-- Exercise passage follows --

One of the main barriers to the use of investigational drugs outside of clinical trials seems to be limited interest from pharmaceutical companies. This was reported in a chapter by Gerasimov and colleagues, as well (Gerasimov et al., 2020). Additionally, physicians lack knowledge and capacity to request expanded access, as well as time, and are not provided with time or support by their institutions. As was discussed in another empirical report investigating the perspectives of paediatric oncologists (Moerdler et al., 2019), both knowledge and (institutional) support systems are needed to make expanded access happen. That these support systems are not in place, could possibly be explained by the fact that there are few questions from physicians to devise such policies or arrange support, as expanded access is used rather rarely. While a theoretical possibility, expanded access does not seem to be pursued easily by our American respondents. In the US, this is grounded more in practical constraints, such as reimbursement and organizational support, than in the moral concerns that we observed in the Netherlands.
Nonetheless, in the Netherlands, practical constraints still seem to be the main obstacle to expanded access, especially lack of funding. Also, the Dutch healthcare system is characterized by its moral commitment to solidarity and equitable access to health care. Furthermore, Dutch physicians are well-organized and well-connected in scientific associations that issue national clinical guidelines based on expert consensus. Membership of a scientific association is a requirement to practice in a medical specialty in the Netherlands. Some respondents would, as a matter of principle, not diverge from guidelines issued by their association. This argument seemed particularly prominent in the—tightly knit—oncological specialty. Clinical guidelines, which do not incorporate investigational drugs, are highly regarded and generally applied by oncologists. This may explain the hesitant stance found among Dutch oncologists. Finally, we found the principled standpoint among Dutch physicians that if a drug is not approved for marketing, it should not be prescribed at all. Further research is required to better understand and assess the ethical rationales underlying these (negative) principled standpoints regarding expanded access to investigational treatments.

-- Exercise passage concluded --
-- Dataset follows --

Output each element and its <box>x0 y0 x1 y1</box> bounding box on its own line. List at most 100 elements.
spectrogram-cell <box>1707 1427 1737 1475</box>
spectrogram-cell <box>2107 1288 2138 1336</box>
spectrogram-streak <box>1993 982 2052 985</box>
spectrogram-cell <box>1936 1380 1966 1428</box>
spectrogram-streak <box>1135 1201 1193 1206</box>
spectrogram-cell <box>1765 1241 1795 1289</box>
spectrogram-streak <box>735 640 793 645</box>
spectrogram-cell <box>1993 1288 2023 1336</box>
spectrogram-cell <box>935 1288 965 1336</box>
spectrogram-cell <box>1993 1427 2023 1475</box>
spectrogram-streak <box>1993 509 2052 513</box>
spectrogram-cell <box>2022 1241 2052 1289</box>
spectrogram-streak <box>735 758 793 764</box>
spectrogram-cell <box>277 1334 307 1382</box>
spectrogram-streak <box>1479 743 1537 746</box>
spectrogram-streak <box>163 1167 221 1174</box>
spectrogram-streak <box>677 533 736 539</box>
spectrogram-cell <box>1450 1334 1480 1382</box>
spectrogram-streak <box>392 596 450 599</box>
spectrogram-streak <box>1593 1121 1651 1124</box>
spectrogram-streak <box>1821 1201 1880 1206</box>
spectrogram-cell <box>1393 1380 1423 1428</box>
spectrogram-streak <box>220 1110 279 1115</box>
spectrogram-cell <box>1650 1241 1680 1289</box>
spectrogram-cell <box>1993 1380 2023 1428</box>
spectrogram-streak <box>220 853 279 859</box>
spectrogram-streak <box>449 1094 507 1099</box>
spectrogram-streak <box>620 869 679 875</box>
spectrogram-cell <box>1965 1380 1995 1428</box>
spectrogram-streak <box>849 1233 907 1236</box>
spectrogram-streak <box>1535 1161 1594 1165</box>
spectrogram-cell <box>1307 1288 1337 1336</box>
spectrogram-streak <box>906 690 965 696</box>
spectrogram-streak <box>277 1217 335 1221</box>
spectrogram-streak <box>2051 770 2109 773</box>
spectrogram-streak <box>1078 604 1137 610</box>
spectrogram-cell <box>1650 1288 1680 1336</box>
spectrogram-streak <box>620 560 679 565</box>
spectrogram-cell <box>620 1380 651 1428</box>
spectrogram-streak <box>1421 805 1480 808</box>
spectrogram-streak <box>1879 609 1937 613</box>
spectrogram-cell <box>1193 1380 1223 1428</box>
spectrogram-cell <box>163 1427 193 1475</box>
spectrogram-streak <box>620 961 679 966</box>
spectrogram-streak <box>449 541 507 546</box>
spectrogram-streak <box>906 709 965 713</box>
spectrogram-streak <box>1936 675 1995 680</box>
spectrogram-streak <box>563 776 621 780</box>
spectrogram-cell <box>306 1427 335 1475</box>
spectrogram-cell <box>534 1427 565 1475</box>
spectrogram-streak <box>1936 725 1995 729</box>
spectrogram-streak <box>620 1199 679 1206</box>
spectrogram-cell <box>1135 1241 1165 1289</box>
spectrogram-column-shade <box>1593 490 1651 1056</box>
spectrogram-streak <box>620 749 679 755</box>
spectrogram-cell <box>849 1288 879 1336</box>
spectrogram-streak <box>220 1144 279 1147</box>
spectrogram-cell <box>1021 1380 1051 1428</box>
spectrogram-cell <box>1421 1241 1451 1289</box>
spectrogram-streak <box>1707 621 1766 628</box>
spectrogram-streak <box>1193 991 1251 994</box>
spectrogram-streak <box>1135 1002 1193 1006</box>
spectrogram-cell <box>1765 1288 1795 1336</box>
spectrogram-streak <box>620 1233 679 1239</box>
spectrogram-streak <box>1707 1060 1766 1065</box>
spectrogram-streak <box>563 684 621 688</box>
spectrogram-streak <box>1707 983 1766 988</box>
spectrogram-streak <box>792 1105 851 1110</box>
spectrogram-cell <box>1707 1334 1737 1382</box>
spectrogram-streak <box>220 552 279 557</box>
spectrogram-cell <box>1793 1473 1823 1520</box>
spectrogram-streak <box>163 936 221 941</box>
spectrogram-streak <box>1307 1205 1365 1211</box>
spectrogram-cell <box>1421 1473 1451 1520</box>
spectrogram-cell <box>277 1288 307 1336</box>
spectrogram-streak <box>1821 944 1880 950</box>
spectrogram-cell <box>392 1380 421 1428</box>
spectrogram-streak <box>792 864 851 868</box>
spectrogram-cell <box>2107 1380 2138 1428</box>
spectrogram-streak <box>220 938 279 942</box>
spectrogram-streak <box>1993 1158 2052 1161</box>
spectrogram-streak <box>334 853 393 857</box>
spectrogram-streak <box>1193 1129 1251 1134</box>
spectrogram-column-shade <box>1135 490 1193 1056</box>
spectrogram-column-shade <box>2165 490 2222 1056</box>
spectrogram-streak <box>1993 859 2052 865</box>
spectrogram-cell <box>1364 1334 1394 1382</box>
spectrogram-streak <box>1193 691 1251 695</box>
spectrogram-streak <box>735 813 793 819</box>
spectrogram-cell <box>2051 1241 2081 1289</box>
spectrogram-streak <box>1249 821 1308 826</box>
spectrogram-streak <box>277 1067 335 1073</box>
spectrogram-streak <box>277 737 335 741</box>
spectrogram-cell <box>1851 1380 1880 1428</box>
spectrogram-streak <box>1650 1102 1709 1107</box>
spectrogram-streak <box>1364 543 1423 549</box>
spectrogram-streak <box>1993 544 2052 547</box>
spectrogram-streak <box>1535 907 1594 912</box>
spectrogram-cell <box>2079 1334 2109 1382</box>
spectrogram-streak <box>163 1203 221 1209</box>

-- Dataset concluded --

◆ **Requirement**
Return the full passage on expanded access to investigational drugs verbatim. None of the rows are required for this exercise.

◆ **The completed task**
One of the main barriers to the use of investigational drugs outside of clinical trials seems to be limited interest from pharmaceutical companies. This was reported in a chapter by Gerasimov and colleagues, as well (Gerasimov et al., 2020). Additionally, physicians lack knowledge and capacity to request expanded access, as well as time, and are not provided with time or support by their institutions. As was discussed in another empirical report investigating the perspectives of paediatric oncologists (Moerdler et al., 2019), both knowledge and (institutional) support systems are needed to make expanded access happen. That these support systems are not in place, could possibly be explained by the fact that there are few questions from physicians to devise such policies or arrange support, as expanded access is used rather rarely. While a theoretical possibility, expanded access does not seem to be pursued easily by our American respondents. In the US, this is grounded more in practical constraints, such as reimbursement and organizational support, than in the moral concerns that we observed in the Netherlands.
Nonetheless, in the Netherlands, practical constraints still seem to be the main obstacle to expanded access, especially lack of funding. Also, the Dutch healthcare system is characterized by its moral commitment to solidarity and equitable access to health care. Furthermore, Dutch physicians are well-organized and well-connected in scientific associations that issue national clinical guidelines based on expert consensus. Membership of a scientific association is a requirement to practice in a medical specialty in the Netherlands. Some respondents would, as a matter of principle, not diverge from guidelines issued by their association. This argument seemed particularly prominent in the—tightly knit—oncological specialty. Clinical guidelines, which do not incorporate investigational drugs, are highly regarded and generally applied by oncologists. This may explain the hesitant stance found among Dutch oncologists. Finally, we found the principled standpoint among Dutch physicians that if a drug is not approved for marketing, it should not be prescribed at all. Further research is required to better understand and assess the ethical rationales underlying these (negative) principled standpoints regarding expanded access to investigational treatments.